## Start Stored rows

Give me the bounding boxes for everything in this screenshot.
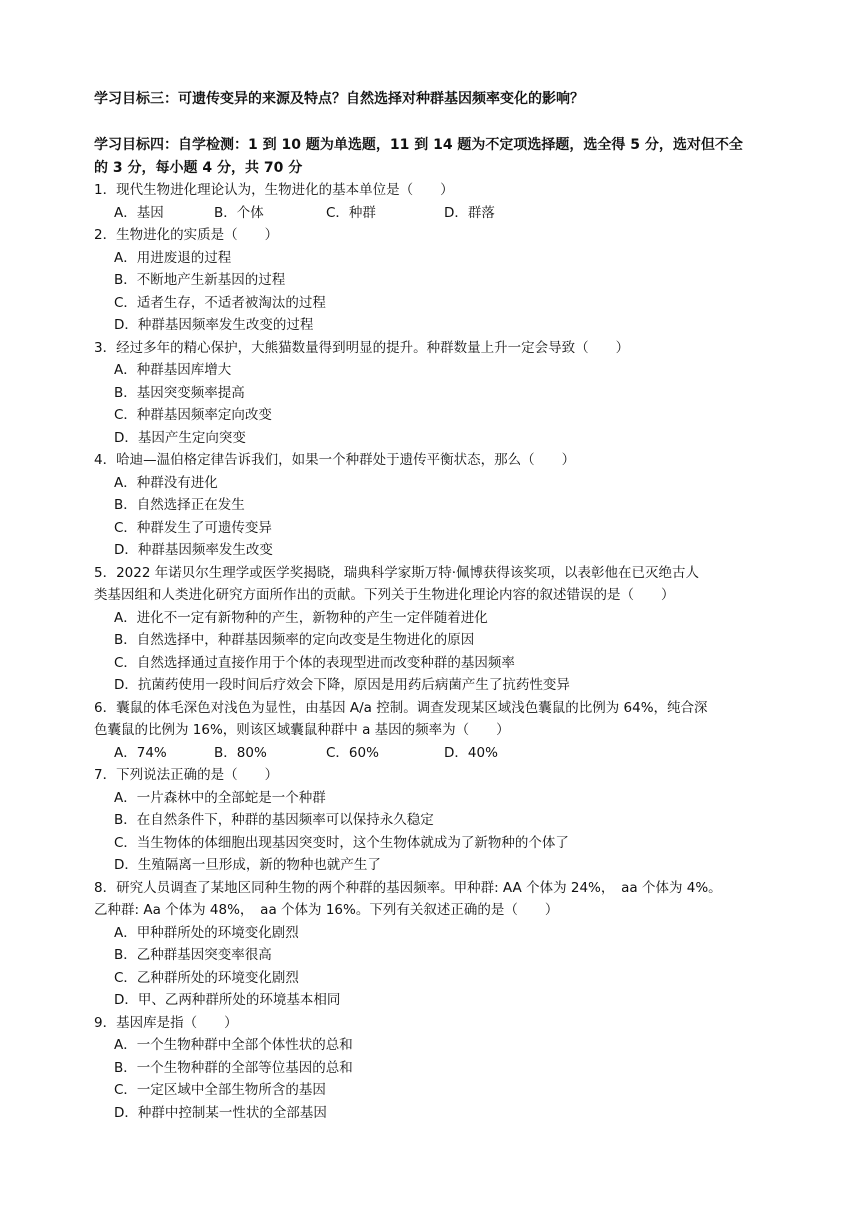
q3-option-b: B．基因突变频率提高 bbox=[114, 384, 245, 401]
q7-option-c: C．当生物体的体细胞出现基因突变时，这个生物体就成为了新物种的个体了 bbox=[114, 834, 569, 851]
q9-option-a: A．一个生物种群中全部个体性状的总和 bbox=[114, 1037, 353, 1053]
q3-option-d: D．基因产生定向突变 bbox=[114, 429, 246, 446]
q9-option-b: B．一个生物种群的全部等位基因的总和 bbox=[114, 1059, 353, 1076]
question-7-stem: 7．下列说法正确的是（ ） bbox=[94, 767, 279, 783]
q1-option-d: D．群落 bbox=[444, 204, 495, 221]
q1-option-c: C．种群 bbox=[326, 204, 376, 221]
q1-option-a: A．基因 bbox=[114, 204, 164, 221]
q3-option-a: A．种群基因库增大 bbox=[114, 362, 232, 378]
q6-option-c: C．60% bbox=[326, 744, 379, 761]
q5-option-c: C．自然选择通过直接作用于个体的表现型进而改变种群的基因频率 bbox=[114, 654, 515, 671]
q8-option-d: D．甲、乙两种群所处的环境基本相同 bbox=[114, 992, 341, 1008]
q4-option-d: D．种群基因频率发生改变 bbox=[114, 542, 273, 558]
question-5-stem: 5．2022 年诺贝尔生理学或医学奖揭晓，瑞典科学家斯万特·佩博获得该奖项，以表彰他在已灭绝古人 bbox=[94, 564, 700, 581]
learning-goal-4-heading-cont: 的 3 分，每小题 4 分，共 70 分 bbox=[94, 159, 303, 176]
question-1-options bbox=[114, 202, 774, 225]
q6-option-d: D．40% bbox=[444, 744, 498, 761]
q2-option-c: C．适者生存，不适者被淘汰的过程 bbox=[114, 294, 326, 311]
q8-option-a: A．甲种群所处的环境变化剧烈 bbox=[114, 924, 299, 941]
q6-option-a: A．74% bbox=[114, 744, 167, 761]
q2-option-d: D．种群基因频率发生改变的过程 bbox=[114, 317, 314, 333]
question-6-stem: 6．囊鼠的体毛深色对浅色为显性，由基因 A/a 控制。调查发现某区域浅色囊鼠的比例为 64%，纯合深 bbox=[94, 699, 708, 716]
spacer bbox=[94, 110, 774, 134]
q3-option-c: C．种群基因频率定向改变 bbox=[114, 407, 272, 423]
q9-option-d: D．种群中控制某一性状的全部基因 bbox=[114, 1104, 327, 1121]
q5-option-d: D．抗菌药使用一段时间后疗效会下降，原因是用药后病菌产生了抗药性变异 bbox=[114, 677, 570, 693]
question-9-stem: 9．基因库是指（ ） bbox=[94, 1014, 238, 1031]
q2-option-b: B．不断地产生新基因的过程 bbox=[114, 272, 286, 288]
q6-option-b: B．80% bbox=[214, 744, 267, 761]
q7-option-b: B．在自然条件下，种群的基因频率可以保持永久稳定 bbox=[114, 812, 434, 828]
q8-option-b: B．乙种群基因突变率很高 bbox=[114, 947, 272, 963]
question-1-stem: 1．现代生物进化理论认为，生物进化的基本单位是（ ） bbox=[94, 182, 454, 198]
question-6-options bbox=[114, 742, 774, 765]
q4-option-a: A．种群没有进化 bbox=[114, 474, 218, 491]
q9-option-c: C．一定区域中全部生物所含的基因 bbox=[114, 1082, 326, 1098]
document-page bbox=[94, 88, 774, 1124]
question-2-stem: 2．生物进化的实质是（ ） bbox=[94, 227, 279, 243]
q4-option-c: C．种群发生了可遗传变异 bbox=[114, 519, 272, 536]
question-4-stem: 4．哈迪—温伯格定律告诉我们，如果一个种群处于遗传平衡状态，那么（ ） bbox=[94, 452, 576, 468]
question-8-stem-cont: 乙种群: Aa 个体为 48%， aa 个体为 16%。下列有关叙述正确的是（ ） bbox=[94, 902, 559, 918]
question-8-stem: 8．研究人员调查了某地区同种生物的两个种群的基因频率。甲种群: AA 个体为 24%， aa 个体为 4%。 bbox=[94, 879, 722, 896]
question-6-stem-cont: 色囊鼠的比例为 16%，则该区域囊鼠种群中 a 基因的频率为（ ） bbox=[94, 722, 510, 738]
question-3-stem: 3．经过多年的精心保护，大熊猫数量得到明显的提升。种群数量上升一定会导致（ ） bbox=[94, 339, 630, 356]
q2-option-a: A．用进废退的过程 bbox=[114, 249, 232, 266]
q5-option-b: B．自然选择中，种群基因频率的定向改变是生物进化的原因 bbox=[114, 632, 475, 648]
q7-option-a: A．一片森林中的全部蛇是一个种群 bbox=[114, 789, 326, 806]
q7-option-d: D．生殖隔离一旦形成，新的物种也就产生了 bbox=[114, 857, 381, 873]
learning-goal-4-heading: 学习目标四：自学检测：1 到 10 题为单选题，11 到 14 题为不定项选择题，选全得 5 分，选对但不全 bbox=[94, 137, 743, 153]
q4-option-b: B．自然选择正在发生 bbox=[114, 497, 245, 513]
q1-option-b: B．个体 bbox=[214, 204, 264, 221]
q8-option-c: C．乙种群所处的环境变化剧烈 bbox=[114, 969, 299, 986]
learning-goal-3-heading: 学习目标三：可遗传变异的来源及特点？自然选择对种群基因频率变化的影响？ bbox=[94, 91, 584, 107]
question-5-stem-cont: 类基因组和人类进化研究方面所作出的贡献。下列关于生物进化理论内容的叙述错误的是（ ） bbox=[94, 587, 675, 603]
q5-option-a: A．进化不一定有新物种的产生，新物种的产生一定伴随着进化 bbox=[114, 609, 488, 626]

## End Stored rows

Please turn the data running from the line containing "q3-option-b: B．基因突变频率提高 bbox=[114, 384, 245, 401]" through the line containing "question-4-stem: 4．哈迪—温伯格定律告诉我们，如果一个种群处于遗传平衡状态，那么（ ）", both included, into a numbered list with blank lines left out.

Result of this exercise:
1. q3-option-b: B．基因突变频率提高 bbox=[114, 384, 245, 401]
2. q7-option-c: C．当生物体的体细胞出现基因突变时，这个生物体就成为了新物种的个体了 bbox=[114, 834, 569, 851]
3. q9-option-a: A．一个生物种群中全部个体性状的总和 bbox=[114, 1037, 353, 1053]
4. q3-option-d: D．基因产生定向突变 bbox=[114, 429, 246, 446]
5. q9-option-b: B．一个生物种群的全部等位基因的总和 bbox=[114, 1059, 353, 1076]
6. question-7-stem: 7．下列说法正确的是（ ） bbox=[94, 767, 279, 783]
7. q1-option-d: D．群落 bbox=[444, 204, 495, 221]
8. q1-option-c: C．种群 bbox=[326, 204, 376, 221]
9. q1-option-a: A．基因 bbox=[114, 204, 164, 221]
10. q3-option-a: A．种群基因库增大 bbox=[114, 362, 232, 378]
11. q6-option-c: C．60% bbox=[326, 744, 379, 761]
12. q5-option-c: C．自然选择通过直接作用于个体的表现型进而改变种群的基因频率 bbox=[114, 654, 515, 671]
13. q8-option-d: D．甲、乙两种群所处的环境基本相同 bbox=[114, 992, 341, 1008]
14. q4-option-d: D．种群基因频率发生改变 bbox=[114, 542, 273, 558]
15. question-5-stem: 5．2022 年诺贝尔生理学或医学奖揭晓，瑞典科学家斯万特·佩博获得该奖项，以表彰他在已灭绝古人 bbox=[94, 564, 700, 581]
16. learning-goal-4-heading-cont: 的 3 分，每小题 4 分，共 70 分 bbox=[94, 159, 303, 176]
17. question-1-options bbox=[114, 202, 774, 225]
18. q6-option-d: D．40% bbox=[444, 744, 498, 761]
19. q2-option-c: C．适者生存，不适者被淘汰的过程 bbox=[114, 294, 326, 311]
20. q8-option-a: A．甲种群所处的环境变化剧烈 bbox=[114, 924, 299, 941]
21. q6-option-a: A．74% bbox=[114, 744, 167, 761]
22. q2-option-d: D．种群基因频率发生改变的过程 bbox=[114, 317, 314, 333]
23. question-6-stem: 6．囊鼠的体毛深色对浅色为显性，由基因 A/a 控制。调查发现某区域浅色囊鼠的比例为 64%，纯合深 bbox=[94, 699, 708, 716]
24. spacer bbox=[94, 110, 774, 134]
25. q3-option-c: C．种群基因频率定向改变 bbox=[114, 407, 272, 423]
26. q9-option-d: D．种群中控制某一性状的全部基因 bbox=[114, 1104, 327, 1121]
27. q5-option-d: D．抗菌药使用一段时间后疗效会下降，原因是用药后病菌产生了抗药性变异 bbox=[114, 677, 570, 693]
28. question-9-stem: 9．基因库是指（ ） bbox=[94, 1014, 238, 1031]
29. q2-option-b: B．不断地产生新基因的过程 bbox=[114, 272, 286, 288]
30. q6-option-b: B．80% bbox=[214, 744, 267, 761]
31. q7-option-b: B．在自然条件下，种群的基因频率可以保持永久稳定 bbox=[114, 812, 434, 828]
32. q8-option-b: B．乙种群基因突变率很高 bbox=[114, 947, 272, 963]
33. question-1-stem: 1．现代生物进化理论认为，生物进化的基本单位是（ ） bbox=[94, 182, 454, 198]
34. question-6-options bbox=[114, 742, 774, 765]
35. q4-option-a: A．种群没有进化 bbox=[114, 474, 218, 491]
36. q9-option-c: C．一定区域中全部生物所含的基因 bbox=[114, 1082, 326, 1098]
37. document-page bbox=[94, 88, 774, 1124]
38. question-2-stem: 2．生物进化的实质是（ ） bbox=[94, 227, 279, 243]
39. q4-option-c: C．种群发生了可遗传变异 bbox=[114, 519, 272, 536]
40. question-4-stem: 4．哈迪—温伯格定律告诉我们，如果一个种群处于遗传平衡状态，那么（ ） bbox=[94, 452, 576, 468]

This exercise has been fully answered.